EXERCISE TASK: Go through the data below and gather each line containing "Maher".

(Dataset rows)
- - -

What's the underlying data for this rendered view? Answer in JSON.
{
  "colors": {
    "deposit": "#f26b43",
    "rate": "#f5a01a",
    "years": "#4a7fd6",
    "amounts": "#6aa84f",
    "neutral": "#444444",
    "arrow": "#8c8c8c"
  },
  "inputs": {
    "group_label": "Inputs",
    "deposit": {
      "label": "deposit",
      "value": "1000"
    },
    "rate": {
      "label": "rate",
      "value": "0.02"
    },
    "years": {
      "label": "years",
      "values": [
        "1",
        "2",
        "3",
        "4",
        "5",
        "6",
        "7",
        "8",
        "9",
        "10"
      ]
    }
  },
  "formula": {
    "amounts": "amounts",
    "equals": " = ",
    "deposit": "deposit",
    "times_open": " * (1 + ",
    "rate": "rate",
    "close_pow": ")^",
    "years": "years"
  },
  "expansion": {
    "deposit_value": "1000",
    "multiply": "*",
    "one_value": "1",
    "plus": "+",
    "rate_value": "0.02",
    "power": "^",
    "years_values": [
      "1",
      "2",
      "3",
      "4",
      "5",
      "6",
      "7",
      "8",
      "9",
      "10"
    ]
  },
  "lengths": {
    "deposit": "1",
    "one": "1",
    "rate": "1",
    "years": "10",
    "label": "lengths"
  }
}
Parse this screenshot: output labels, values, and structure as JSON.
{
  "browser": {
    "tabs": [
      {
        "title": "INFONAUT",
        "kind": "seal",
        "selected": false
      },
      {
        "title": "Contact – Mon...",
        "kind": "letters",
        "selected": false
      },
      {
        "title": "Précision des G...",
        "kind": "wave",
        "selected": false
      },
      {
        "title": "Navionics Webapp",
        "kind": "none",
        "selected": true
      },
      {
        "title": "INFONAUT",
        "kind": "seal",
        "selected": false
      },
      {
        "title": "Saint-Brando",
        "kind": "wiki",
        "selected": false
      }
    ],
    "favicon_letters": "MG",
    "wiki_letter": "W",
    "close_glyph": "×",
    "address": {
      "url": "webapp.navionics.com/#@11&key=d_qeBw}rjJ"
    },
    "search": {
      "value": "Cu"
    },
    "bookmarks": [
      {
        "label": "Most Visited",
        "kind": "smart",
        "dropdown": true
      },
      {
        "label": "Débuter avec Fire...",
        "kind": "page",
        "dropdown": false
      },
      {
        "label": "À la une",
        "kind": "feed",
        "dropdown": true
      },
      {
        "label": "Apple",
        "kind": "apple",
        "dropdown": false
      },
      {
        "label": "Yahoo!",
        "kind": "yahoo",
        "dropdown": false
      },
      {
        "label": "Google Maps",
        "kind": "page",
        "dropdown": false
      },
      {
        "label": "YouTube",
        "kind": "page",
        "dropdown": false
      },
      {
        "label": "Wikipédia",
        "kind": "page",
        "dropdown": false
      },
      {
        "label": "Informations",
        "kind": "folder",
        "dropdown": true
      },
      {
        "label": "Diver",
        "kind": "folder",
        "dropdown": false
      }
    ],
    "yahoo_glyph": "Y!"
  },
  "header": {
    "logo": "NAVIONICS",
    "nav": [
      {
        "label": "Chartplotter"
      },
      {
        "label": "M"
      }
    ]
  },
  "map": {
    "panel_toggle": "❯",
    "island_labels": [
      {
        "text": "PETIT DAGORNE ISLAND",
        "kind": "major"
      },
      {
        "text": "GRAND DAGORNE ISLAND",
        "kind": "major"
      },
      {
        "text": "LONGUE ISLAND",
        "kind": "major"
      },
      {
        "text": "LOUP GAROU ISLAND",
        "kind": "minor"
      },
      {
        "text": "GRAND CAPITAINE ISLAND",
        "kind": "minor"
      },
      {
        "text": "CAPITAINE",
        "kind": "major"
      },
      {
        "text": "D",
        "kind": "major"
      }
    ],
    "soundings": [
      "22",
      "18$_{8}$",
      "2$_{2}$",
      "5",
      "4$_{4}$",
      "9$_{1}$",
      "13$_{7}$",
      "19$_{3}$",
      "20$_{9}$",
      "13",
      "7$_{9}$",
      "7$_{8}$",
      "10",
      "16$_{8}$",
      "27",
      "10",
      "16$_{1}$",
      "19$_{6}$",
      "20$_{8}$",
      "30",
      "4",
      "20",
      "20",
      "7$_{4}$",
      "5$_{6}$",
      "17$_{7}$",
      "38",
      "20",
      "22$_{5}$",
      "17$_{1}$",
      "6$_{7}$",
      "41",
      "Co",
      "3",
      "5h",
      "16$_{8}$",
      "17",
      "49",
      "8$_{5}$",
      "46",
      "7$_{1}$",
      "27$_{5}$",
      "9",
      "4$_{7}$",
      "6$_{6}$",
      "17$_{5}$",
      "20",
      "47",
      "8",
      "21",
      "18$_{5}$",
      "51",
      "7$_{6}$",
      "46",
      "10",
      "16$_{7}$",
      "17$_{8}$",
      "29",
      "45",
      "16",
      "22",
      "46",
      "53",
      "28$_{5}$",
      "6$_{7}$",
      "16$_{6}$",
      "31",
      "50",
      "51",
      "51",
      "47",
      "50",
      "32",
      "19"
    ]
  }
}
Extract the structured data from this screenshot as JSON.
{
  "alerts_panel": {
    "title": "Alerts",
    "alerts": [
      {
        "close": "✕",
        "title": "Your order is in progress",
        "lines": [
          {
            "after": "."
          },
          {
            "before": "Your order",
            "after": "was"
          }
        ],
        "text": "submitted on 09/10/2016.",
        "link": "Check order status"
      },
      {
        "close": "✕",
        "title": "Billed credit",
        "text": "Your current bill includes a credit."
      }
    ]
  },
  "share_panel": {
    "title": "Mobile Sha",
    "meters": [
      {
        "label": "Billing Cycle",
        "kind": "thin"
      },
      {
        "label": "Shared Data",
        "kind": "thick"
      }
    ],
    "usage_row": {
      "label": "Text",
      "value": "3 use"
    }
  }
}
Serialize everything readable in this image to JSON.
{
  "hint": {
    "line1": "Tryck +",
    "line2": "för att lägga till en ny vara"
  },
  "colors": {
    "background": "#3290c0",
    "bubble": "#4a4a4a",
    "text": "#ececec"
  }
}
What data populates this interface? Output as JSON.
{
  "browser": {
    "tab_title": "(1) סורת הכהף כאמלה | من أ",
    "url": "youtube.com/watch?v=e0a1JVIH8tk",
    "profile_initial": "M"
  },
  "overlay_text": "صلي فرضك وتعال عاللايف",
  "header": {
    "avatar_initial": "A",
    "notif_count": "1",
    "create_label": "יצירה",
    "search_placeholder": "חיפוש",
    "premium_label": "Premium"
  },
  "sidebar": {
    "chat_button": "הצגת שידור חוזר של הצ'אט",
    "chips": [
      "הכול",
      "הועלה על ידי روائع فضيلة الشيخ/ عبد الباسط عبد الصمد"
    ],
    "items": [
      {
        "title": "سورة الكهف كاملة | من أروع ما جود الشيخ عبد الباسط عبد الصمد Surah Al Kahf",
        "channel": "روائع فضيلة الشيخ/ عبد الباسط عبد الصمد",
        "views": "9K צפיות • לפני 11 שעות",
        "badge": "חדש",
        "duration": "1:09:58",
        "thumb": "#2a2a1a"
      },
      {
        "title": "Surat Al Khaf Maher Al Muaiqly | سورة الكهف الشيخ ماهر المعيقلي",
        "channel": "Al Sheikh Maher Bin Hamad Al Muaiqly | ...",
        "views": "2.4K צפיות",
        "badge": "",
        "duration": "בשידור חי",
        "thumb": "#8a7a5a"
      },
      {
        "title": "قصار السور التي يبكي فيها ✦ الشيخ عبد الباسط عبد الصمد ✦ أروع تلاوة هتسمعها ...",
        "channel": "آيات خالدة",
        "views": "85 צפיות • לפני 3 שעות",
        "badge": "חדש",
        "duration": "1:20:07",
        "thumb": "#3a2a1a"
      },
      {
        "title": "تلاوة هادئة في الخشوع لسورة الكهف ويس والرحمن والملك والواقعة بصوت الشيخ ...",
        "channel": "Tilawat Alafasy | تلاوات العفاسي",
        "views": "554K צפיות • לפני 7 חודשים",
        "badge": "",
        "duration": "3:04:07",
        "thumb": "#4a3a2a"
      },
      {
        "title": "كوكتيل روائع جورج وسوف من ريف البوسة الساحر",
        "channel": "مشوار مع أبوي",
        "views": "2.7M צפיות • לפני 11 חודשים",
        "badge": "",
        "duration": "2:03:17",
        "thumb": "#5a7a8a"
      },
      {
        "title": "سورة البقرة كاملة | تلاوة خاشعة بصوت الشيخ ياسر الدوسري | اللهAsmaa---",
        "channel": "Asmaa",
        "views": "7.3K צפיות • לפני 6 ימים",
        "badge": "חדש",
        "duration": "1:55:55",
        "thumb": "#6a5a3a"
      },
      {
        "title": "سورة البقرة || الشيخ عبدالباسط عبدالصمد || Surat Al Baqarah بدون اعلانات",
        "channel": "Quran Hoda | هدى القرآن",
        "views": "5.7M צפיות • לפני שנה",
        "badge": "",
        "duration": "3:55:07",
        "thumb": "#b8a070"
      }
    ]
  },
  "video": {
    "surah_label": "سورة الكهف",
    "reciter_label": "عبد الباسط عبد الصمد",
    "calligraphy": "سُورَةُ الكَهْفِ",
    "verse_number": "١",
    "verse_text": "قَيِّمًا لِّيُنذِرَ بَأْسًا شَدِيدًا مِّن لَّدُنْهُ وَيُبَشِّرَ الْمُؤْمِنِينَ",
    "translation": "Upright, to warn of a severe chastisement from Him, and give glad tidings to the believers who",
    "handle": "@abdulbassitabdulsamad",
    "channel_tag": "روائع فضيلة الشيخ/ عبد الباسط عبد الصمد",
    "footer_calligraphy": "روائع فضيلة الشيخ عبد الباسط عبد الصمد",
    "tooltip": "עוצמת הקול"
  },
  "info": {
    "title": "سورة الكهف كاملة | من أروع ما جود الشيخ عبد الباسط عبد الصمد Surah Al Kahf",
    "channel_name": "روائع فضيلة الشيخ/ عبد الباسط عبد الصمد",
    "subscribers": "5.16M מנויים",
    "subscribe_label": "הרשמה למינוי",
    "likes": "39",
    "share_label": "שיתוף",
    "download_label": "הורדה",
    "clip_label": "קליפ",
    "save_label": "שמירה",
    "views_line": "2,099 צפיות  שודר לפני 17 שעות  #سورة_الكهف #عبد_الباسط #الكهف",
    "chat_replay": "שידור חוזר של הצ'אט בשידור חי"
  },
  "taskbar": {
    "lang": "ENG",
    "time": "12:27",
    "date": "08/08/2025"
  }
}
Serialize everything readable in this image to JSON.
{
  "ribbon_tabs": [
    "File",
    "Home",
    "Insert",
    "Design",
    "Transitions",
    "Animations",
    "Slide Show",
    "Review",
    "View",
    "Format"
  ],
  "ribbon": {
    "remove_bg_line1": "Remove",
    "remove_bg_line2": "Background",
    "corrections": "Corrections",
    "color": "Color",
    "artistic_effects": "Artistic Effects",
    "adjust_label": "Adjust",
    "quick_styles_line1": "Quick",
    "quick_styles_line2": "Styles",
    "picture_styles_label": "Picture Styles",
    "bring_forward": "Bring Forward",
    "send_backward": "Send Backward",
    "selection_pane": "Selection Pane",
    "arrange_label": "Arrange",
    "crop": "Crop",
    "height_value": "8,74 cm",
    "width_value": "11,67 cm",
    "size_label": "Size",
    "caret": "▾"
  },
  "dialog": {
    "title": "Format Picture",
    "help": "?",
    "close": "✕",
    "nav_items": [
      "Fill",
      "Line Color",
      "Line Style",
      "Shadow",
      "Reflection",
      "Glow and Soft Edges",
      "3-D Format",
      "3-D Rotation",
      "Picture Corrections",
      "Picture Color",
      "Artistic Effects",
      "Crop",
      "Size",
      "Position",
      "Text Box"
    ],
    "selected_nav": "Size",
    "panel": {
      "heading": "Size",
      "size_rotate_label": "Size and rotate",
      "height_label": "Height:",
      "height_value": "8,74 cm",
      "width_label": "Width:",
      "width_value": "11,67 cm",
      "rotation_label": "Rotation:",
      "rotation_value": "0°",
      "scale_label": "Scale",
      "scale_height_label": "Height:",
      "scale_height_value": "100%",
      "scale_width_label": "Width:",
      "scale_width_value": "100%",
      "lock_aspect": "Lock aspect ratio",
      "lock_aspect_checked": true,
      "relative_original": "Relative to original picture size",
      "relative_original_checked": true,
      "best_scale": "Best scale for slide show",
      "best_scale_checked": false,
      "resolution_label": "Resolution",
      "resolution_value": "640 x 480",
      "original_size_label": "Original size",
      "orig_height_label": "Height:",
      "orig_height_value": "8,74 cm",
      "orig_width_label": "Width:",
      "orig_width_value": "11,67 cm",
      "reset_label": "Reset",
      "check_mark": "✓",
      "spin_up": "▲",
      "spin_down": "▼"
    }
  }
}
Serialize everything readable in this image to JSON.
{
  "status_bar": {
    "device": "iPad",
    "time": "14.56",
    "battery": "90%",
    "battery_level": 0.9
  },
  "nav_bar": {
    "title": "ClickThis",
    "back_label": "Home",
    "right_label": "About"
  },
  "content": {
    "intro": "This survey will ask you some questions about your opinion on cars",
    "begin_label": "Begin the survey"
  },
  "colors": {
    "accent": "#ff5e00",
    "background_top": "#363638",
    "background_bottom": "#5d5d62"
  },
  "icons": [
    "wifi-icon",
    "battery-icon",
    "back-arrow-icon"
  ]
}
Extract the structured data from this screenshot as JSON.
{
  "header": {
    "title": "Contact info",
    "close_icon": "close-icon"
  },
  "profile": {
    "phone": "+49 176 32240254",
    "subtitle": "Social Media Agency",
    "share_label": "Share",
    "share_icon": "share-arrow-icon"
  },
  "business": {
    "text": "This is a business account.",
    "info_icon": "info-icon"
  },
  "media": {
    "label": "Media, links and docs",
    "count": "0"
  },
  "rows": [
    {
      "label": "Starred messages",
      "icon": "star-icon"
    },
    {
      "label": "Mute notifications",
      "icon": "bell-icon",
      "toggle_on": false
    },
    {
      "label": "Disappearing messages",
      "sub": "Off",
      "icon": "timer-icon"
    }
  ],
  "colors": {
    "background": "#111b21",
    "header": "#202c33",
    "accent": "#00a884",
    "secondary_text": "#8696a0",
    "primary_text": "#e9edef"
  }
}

- - -

THE COMPLETED TASK:
        "title": "Surat Al Khaf Maher Al Muaiqly | سورة الكهف الشيخ ماهر المعيقلي",
        "channel": "Al Sheikh Maher Bin Hamad Al Muaiqly | ...",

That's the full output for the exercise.